§ **Work required**:
Output the entries below exactly as written, omitting pictures.

╔══

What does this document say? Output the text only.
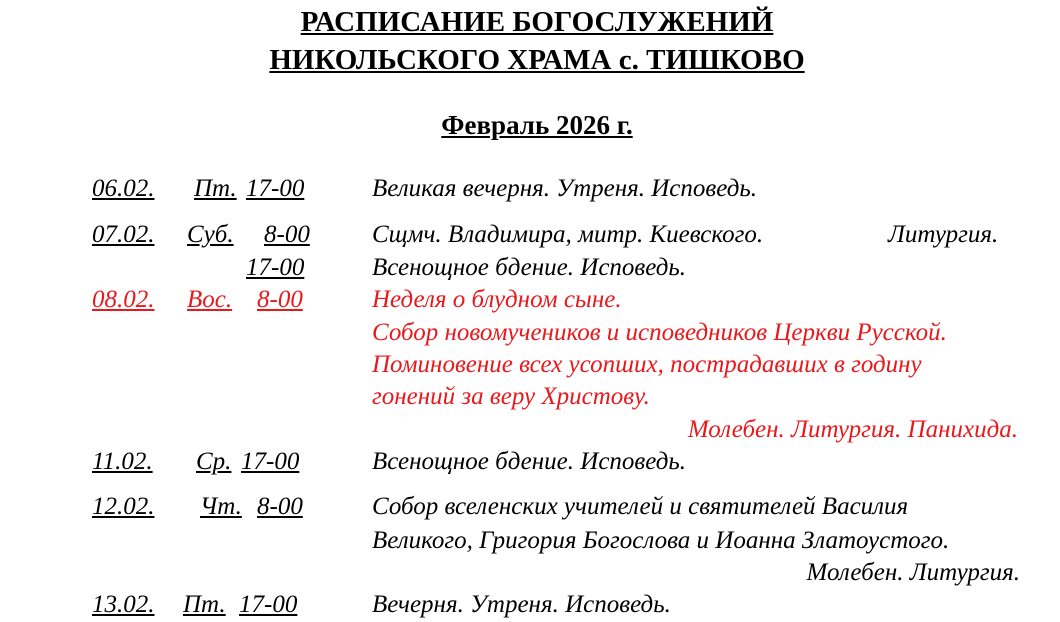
РАСПИСАНИЕ БОГОСЛУЖЕНИЙ
НИКОЛЬСКОГО ХРАМА с. ТИШКОВО
Февраль 2026 г.
06.02. Пт. 17-00	Великая вечерня. Утреня. Исповедь.
07.02. Суб. 8-00 Сщмч. Владимира, митр. Киевского.	Литургия.
17-00	Всенощное бдение. Исповедь.
08.02. Вос. 8-00	Неделя о блудном сыне.
Собор новомучеников и исповедников Церкви Русской.
Поминовение всех усопших, пострадавших в годину
гонений за веру Христову.
Молебен. Литургия. Панихида.
11.02. Ср. 17-00	Всенощное бдение. Исповедь.
12.02. Чт. 8-00	Собор вселенских учителей и святителей Василия
Великого, Григория Богослова и Иоанна Златоустого.
Молебен. Литургия.
13.02. Пт. 17-00	Вечерня. Утреня. Исповедь.
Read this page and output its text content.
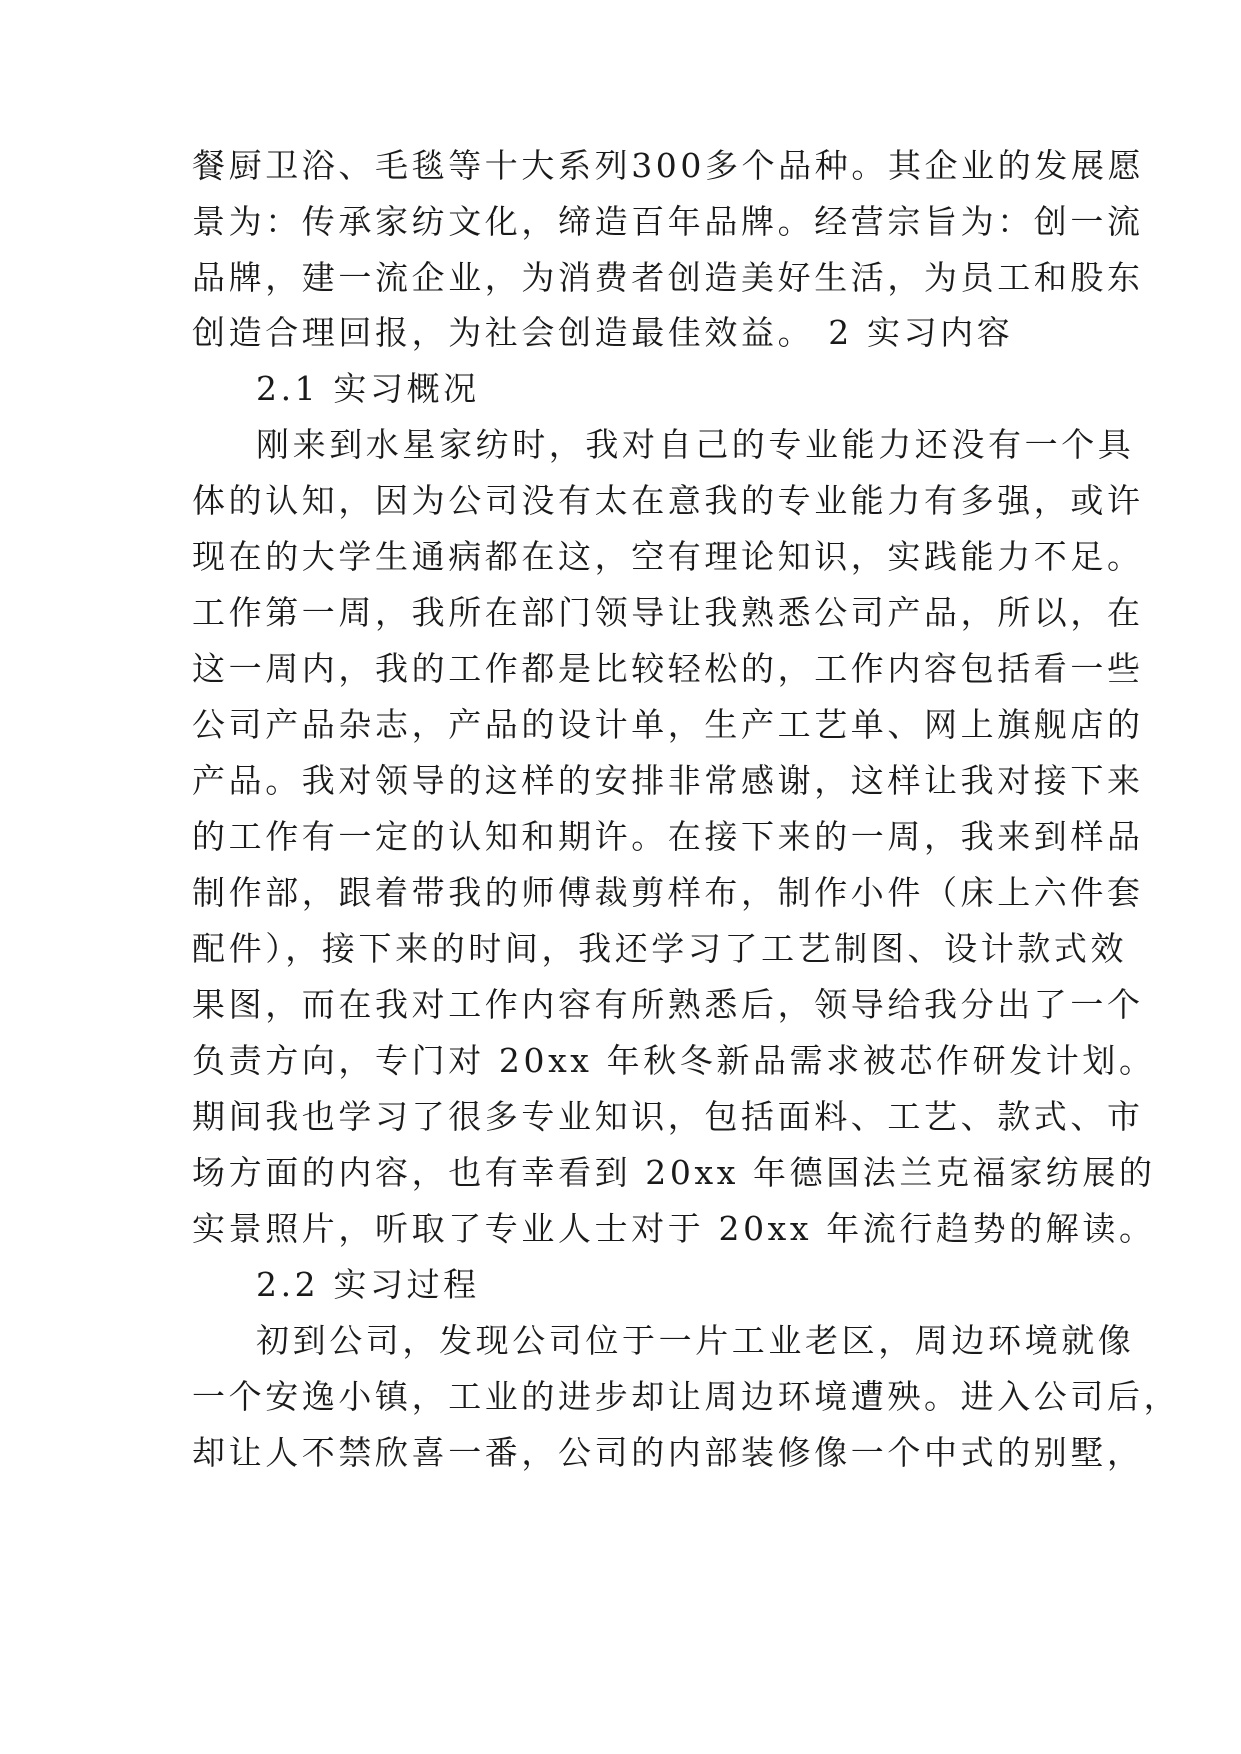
餐厨卫浴、毛毯等十大系列300多个品种。其企业的发展愿
景为：传承家纺文化，缔造百年品牌。经营宗旨为：创一流
品牌，建一流企业，为消费者创造美好生活，为员工和股东
创造合理回报，为社会创造最佳效益。 2 实习内容
2.1 实习概况
刚来到水星家纺时，我对自己的专业能力还没有一个具
体的认知，因为公司没有太在意我的专业能力有多强，或许
现在的大学生通病都在这，空有理论知识，实践能力不足。
工作第一周，我所在部门领导让我熟悉公司产品，所以，在
这一周内，我的工作都是比较轻松的，工作内容包括看一些
公司产品杂志，产品的设计单，生产工艺单、网上旗舰店的
产品。我对领导的这样的安排非常感谢，这样让我对接下来
的工作有一定的认知和期许。在接下来的一周，我来到样品
制作部，跟着带我的师傅裁剪样布，制作小件（床上六件套
配件），接下来的时间，我还学习了工艺制图、设计款式效
果图，而在我对工作内容有所熟悉后，领导给我分出了一个
负责方向，专门对 20xx 年秋冬新品需求被芯作研发计划。
期间我也学习了很多专业知识，包括面料、工艺、款式、市
场方面的内容，也有幸看到 20xx 年德国法兰克福家纺展的
实景照片，听取了专业人士对于 20xx 年流行趋势的解读。
2.2 实习过程
初到公司，发现公司位于一片工业老区，周边环境就像
一个安逸小镇，工业的进步却让周边环境遭殃。进入公司后，
却让人不禁欣喜一番，公司的内部装修像一个中式的别墅，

╚══

§ **Answer**:
What does this document say? Output the text only.
РАСПИСАНИЕ БОГОСЛУЖЕНИЙ
НИКОЛЬСКОГО ХРАМА с. ТИШКОВО
Февраль 2026 г.
06.02. Пт. 17-00	Великая вечерня. Утреня. Исповедь.
07.02. Суб. 8-00 Сщмч. Владимира, митр. Киевского.	Литургия.
17-00	Всенощное бдение. Исповедь.
08.02. Вос. 8-00	Неделя о блудном сыне.
Собор новомучеников и исповедников Церкви Русской.
Поминовение всех усопших, пострадавших в годину
гонений за веру Христову.
Молебен. Литургия. Панихида.
11.02. Ср. 17-00	Всенощное бдение. Исповедь.
12.02. Чт. 8-00	Собор вселенских учителей и святителей Василия
Великого, Григория Богослова и Иоанна Златоустого.
Молебен. Литургия.
13.02. Пт. 17-00	Вечерня. Утреня. Исповедь.
Read this page and output its text content.
餐厨卫浴、毛毯等十大系列300多个品种。其企业的发展愿
景为：传承家纺文化，缔造百年品牌。经营宗旨为：创一流
品牌，建一流企业，为消费者创造美好生活，为员工和股东
创造合理回报，为社会创造最佳效益。 2 实习内容
2.1 实习概况
刚来到水星家纺时，我对自己的专业能力还没有一个具
体的认知，因为公司没有太在意我的专业能力有多强，或许
现在的大学生通病都在这，空有理论知识，实践能力不足。
工作第一周，我所在部门领导让我熟悉公司产品，所以，在
这一周内，我的工作都是比较轻松的，工作内容包括看一些
公司产品杂志，产品的设计单，生产工艺单、网上旗舰店的
产品。我对领导的这样的安排非常感谢，这样让我对接下来
的工作有一定的认知和期许。在接下来的一周，我来到样品
制作部，跟着带我的师傅裁剪样布，制作小件（床上六件套
配件），接下来的时间，我还学习了工艺制图、设计款式效
果图，而在我对工作内容有所熟悉后，领导给我分出了一个
负责方向，专门对 20xx 年秋冬新品需求被芯作研发计划。
期间我也学习了很多专业知识，包括面料、工艺、款式、市
场方面的内容，也有幸看到 20xx 年德国法兰克福家纺展的
实景照片，听取了专业人士对于 20xx 年流行趋势的解读。
2.2 实习过程
初到公司，发现公司位于一片工业老区，周边环境就像
一个安逸小镇，工业的进步却让周边环境遭殃。进入公司后，
却让人不禁欣喜一番，公司的内部装修像一个中式的别墅，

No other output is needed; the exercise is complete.